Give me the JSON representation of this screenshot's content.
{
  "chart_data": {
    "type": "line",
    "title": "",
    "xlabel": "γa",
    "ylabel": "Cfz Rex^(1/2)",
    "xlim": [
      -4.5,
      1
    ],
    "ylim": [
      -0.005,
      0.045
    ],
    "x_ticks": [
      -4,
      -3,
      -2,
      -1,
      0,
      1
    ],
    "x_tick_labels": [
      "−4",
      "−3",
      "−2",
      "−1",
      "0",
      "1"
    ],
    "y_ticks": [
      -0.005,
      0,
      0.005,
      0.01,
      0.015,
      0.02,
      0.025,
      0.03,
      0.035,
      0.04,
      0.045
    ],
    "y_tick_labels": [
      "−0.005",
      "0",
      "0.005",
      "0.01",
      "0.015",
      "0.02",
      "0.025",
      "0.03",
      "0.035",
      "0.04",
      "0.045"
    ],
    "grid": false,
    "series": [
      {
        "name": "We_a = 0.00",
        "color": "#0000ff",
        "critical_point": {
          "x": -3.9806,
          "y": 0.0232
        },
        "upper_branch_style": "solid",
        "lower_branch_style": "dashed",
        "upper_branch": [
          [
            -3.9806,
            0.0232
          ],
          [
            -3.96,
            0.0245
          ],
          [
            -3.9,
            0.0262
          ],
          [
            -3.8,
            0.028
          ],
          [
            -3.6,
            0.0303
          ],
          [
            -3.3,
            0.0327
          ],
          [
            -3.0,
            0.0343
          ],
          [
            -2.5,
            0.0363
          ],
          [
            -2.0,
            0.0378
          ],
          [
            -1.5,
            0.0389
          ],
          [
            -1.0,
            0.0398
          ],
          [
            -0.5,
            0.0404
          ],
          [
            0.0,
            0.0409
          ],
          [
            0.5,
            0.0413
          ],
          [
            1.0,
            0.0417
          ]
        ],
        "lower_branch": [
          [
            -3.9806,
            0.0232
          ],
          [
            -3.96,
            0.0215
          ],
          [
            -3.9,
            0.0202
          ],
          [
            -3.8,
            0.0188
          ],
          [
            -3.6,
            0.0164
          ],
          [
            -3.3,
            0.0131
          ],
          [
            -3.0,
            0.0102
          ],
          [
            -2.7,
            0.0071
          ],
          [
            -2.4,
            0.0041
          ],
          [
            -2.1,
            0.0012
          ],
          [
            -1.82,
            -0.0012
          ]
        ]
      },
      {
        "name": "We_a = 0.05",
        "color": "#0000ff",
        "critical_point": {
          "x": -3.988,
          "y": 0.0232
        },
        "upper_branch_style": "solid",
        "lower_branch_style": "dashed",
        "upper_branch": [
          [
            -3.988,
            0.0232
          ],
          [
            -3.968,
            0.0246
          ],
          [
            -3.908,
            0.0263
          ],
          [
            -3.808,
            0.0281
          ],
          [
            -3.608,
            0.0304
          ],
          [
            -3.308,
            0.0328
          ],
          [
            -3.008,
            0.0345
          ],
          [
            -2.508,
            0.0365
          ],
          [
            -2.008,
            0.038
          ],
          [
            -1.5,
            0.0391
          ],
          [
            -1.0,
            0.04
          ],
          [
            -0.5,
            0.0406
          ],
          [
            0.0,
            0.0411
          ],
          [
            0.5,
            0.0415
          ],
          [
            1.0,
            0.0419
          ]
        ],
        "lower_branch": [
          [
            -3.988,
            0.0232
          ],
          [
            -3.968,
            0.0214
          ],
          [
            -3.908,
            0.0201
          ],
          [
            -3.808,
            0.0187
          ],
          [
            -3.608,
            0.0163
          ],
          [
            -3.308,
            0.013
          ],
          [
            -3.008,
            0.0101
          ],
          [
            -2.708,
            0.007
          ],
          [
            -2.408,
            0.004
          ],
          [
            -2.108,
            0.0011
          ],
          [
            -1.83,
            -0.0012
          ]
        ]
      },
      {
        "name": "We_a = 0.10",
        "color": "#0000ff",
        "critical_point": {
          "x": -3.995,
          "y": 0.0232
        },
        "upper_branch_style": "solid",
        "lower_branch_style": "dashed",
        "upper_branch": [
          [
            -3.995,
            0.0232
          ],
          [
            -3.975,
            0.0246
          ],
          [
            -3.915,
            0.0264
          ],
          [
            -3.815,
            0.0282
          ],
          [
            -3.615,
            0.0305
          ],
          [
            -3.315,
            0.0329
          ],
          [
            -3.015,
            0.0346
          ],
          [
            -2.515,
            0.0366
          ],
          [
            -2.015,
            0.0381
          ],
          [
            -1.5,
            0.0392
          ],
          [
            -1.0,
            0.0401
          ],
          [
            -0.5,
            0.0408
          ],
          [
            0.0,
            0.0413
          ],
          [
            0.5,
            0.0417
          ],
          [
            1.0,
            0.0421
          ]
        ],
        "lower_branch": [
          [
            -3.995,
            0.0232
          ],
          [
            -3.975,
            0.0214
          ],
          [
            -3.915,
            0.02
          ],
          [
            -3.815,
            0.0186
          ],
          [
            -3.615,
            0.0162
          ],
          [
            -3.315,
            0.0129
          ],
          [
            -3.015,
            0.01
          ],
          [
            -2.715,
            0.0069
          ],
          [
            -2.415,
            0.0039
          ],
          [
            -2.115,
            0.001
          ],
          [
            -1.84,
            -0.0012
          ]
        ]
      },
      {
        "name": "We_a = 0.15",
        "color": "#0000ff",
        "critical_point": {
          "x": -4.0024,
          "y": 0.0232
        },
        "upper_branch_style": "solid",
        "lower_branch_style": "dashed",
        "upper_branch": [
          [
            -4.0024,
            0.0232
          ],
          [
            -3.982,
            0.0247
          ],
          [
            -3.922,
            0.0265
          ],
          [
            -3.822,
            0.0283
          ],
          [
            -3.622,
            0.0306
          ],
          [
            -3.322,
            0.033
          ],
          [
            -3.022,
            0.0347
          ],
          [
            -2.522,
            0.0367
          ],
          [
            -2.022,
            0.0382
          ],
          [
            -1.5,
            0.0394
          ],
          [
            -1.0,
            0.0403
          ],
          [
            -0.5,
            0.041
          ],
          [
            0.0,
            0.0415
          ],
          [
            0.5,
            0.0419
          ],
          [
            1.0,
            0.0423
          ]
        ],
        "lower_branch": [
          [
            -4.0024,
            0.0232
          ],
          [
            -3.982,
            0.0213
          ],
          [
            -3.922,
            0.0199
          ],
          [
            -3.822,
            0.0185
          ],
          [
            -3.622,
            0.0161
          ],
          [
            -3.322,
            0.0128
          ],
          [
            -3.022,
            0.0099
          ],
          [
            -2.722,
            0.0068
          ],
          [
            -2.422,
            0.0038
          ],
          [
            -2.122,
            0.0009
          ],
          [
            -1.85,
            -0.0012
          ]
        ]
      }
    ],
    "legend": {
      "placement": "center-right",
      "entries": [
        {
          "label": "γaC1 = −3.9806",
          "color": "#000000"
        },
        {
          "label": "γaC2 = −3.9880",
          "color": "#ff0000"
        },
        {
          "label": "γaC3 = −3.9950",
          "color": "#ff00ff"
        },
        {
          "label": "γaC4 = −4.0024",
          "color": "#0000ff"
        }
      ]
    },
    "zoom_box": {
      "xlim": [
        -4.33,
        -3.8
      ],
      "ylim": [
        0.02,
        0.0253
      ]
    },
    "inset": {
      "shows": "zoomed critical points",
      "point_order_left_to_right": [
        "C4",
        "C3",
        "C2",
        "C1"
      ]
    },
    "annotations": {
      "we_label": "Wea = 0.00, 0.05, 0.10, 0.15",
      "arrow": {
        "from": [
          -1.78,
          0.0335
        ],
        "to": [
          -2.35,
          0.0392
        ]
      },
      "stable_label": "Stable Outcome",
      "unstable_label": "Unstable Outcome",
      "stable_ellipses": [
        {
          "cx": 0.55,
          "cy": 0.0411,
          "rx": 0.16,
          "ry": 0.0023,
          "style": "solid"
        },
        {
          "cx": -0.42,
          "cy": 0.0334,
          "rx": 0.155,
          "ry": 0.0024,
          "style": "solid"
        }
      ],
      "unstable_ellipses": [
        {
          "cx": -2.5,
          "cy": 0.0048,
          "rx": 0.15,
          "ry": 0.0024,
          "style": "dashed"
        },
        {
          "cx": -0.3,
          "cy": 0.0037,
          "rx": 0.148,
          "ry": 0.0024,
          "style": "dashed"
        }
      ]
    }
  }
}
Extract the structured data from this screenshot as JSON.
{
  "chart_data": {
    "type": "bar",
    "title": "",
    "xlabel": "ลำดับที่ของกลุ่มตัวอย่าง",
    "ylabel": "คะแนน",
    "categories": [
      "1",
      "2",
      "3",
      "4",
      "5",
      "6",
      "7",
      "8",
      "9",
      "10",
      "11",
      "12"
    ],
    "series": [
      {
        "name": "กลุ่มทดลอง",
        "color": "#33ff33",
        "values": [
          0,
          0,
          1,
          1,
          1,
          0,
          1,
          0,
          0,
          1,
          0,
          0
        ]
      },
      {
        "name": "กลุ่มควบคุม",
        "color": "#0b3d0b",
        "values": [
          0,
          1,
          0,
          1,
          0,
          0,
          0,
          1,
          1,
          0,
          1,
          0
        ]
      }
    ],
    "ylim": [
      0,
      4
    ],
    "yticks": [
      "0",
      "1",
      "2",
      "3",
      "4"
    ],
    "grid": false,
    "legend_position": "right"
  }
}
++++++++++++++++++++
Set down, word for word, only the lines running from the line with "Extract the structured" to the last line of the listing above. Both of those lines belong in your answer.

■ TASK RESPONSE ■
Extract the structured data from this screenshot as JSON.
{
  "chart_data": {
    "type": "bar",
    "title": "",
    "xlabel": "ลำดับที่ของกลุ่มตัวอย่าง",
    "ylabel": "คะแนน",
    "categories": [
      "1",
      "2",
      "3",
      "4",
      "5",
      "6",
      "7",
      "8",
      "9",
      "10",
      "11",
      "12"
    ],
    "series": [
      {
        "name": "กลุ่มทดลอง",
        "color": "#33ff33",
        "values": [
          0,
          0,
          1,
          1,
          1,
          0,
          1,
          0,
          0,
          1,
          0,
          0
        ]
      },
      {
        "name": "กลุ่มควบคุม",
        "color": "#0b3d0b",
        "values": [
          0,
          1,
          0,
          1,
          0,
          0,
          0,
          1,
          1,
          0,
          1,
          0
        ]
      }
    ],
    "ylim": [
      0,
      4
    ],
    "yticks": [
      "0",
      "1",
      "2",
      "3",
      "4"
    ],
    "grid": false,
    "legend_position": "right"
  }
}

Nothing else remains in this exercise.